• _PROBLEM REQUIREMENTS_
Return all of the entries word for word, but omit the pictures they contain.

(Data entries)
---*---

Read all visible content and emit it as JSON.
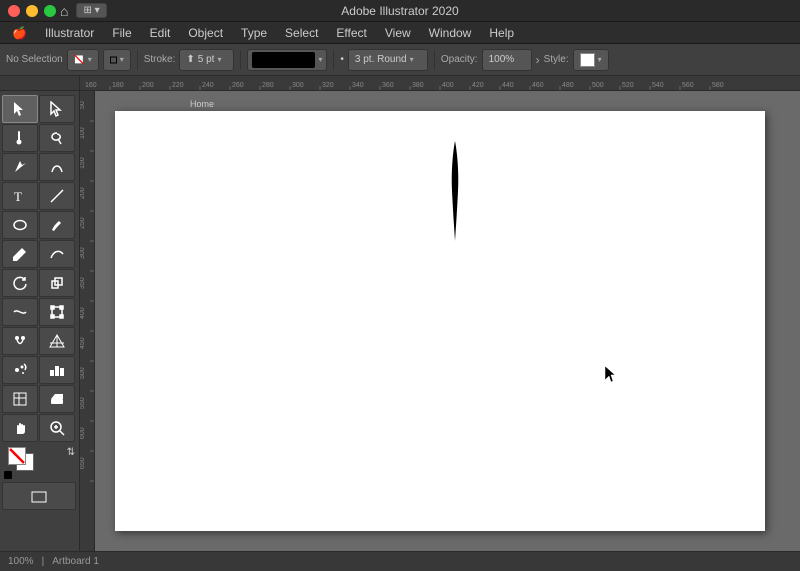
{
  "titlebar": {
    "title": "Adobe Illustrator 2020",
    "app_name": "Illustrator"
  },
  "menubar": {
    "items": [
      {
        "label": "File",
        "id": "menu-file"
      },
      {
        "label": "Edit",
        "id": "menu-edit"
      },
      {
        "label": "Object",
        "id": "menu-object"
      },
      {
        "label": "Type",
        "id": "menu-type"
      },
      {
        "label": "Select",
        "id": "menu-select"
      },
      {
        "label": "Effect",
        "id": "menu-effect"
      },
      {
        "label": "View",
        "id": "menu-view"
      },
      {
        "label": "Window",
        "id": "menu-window"
      },
      {
        "label": "Help",
        "id": "menu-help"
      }
    ]
  },
  "toolbar": {
    "selection_label": "No Selection",
    "stroke_label": "Stroke:",
    "stroke_value": "5 pt",
    "brush_label": "3 pt. Round",
    "opacity_label": "Opacity:",
    "opacity_value": "100%",
    "style_label": "Style:"
  },
  "tools": [
    {
      "name": "selection-tool",
      "icon": "▶",
      "label": "Selection"
    },
    {
      "name": "direct-selection-tool",
      "icon": "▷",
      "label": "Direct Selection"
    },
    {
      "name": "pen-tool",
      "icon": "✒",
      "label": "Pen"
    },
    {
      "name": "add-anchor-tool",
      "icon": "+✒",
      "label": "Add Anchor"
    },
    {
      "name": "type-tool",
      "icon": "T",
      "label": "Type"
    },
    {
      "name": "line-tool",
      "icon": "╲",
      "label": "Line"
    },
    {
      "name": "ellipse-tool",
      "icon": "○",
      "label": "Ellipse"
    },
    {
      "name": "pencil-tool",
      "icon": "✏",
      "label": "Pencil"
    },
    {
      "name": "paintbrush-tool",
      "icon": "🖌",
      "label": "Paintbrush"
    },
    {
      "name": "rotate-tool",
      "icon": "↻",
      "label": "Rotate"
    },
    {
      "name": "scale-tool",
      "icon": "⤢",
      "label": "Scale"
    },
    {
      "name": "warp-tool",
      "icon": "≈",
      "label": "Warp"
    },
    {
      "name": "free-transform-tool",
      "icon": "⊡",
      "label": "Free Transform"
    },
    {
      "name": "perspective-tool",
      "icon": "⬡",
      "label": "Perspective"
    },
    {
      "name": "symbol-sprayer",
      "icon": "⊛",
      "label": "Symbol Sprayer"
    },
    {
      "name": "column-graph-tool",
      "icon": "▐▌",
      "label": "Column Graph"
    },
    {
      "name": "slice-tool",
      "icon": "⊠",
      "label": "Slice"
    },
    {
      "name": "hand-tool",
      "icon": "✋",
      "label": "Hand"
    },
    {
      "name": "zoom-tool",
      "icon": "🔍",
      "label": "Zoom"
    },
    {
      "name": "fill-color",
      "icon": "fill",
      "label": "Fill Color"
    },
    {
      "name": "change-screen-mode",
      "icon": "⬜",
      "label": "Change Screen Mode"
    }
  ],
  "statusbar": {
    "zoom": "100%",
    "artboard": "Artboard 1"
  }
}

---*---

• _RESULT BELOW_
Read all visible content and emit it as JSON.
{
  "titlebar": {
    "title": "Adobe Illustrator 2020",
    "app_name": "Illustrator"
  },
  "menubar": {
    "items": [
      {
        "label": "File",
        "id": "menu-file"
      },
      {
        "label": "Edit",
        "id": "menu-edit"
      },
      {
        "label": "Object",
        "id": "menu-object"
      },
      {
        "label": "Type",
        "id": "menu-type"
      },
      {
        "label": "Select",
        "id": "menu-select"
      },
      {
        "label": "Effect",
        "id": "menu-effect"
      },
      {
        "label": "View",
        "id": "menu-view"
      },
      {
        "label": "Window",
        "id": "menu-window"
      },
      {
        "label": "Help",
        "id": "menu-help"
      }
    ]
  },
  "toolbar": {
    "selection_label": "No Selection",
    "stroke_label": "Stroke:",
    "stroke_value": "5 pt",
    "brush_label": "3 pt. Round",
    "opacity_label": "Opacity:",
    "opacity_value": "100%",
    "style_label": "Style:"
  },
  "tools": [
    {
      "name": "selection-tool",
      "icon": "▶",
      "label": "Selection"
    },
    {
      "name": "direct-selection-tool",
      "icon": "▷",
      "label": "Direct Selection"
    },
    {
      "name": "pen-tool",
      "icon": "✒",
      "label": "Pen"
    },
    {
      "name": "add-anchor-tool",
      "icon": "+✒",
      "label": "Add Anchor"
    },
    {
      "name": "type-tool",
      "icon": "T",
      "label": "Type"
    },
    {
      "name": "line-tool",
      "icon": "╲",
      "label": "Line"
    },
    {
      "name": "ellipse-tool",
      "icon": "○",
      "label": "Ellipse"
    },
    {
      "name": "pencil-tool",
      "icon": "✏",
      "label": "Pencil"
    },
    {
      "name": "paintbrush-tool",
      "icon": "🖌",
      "label": "Paintbrush"
    },
    {
      "name": "rotate-tool",
      "icon": "↻",
      "label": "Rotate"
    },
    {
      "name": "scale-tool",
      "icon": "⤢",
      "label": "Scale"
    },
    {
      "name": "warp-tool",
      "icon": "≈",
      "label": "Warp"
    },
    {
      "name": "free-transform-tool",
      "icon": "⊡",
      "label": "Free Transform"
    },
    {
      "name": "perspective-tool",
      "icon": "⬡",
      "label": "Perspective"
    },
    {
      "name": "symbol-sprayer",
      "icon": "⊛",
      "label": "Symbol Sprayer"
    },
    {
      "name": "column-graph-tool",
      "icon": "▐▌",
      "label": "Column Graph"
    },
    {
      "name": "slice-tool",
      "icon": "⊠",
      "label": "Slice"
    },
    {
      "name": "hand-tool",
      "icon": "✋",
      "label": "Hand"
    },
    {
      "name": "zoom-tool",
      "icon": "🔍",
      "label": "Zoom"
    },
    {
      "name": "fill-color",
      "icon": "fill",
      "label": "Fill Color"
    },
    {
      "name": "change-screen-mode",
      "icon": "⬜",
      "label": "Change Screen Mode"
    }
  ],
  "statusbar": {
    "zoom": "100%",
    "artboard": "Artboard 1"
  }
}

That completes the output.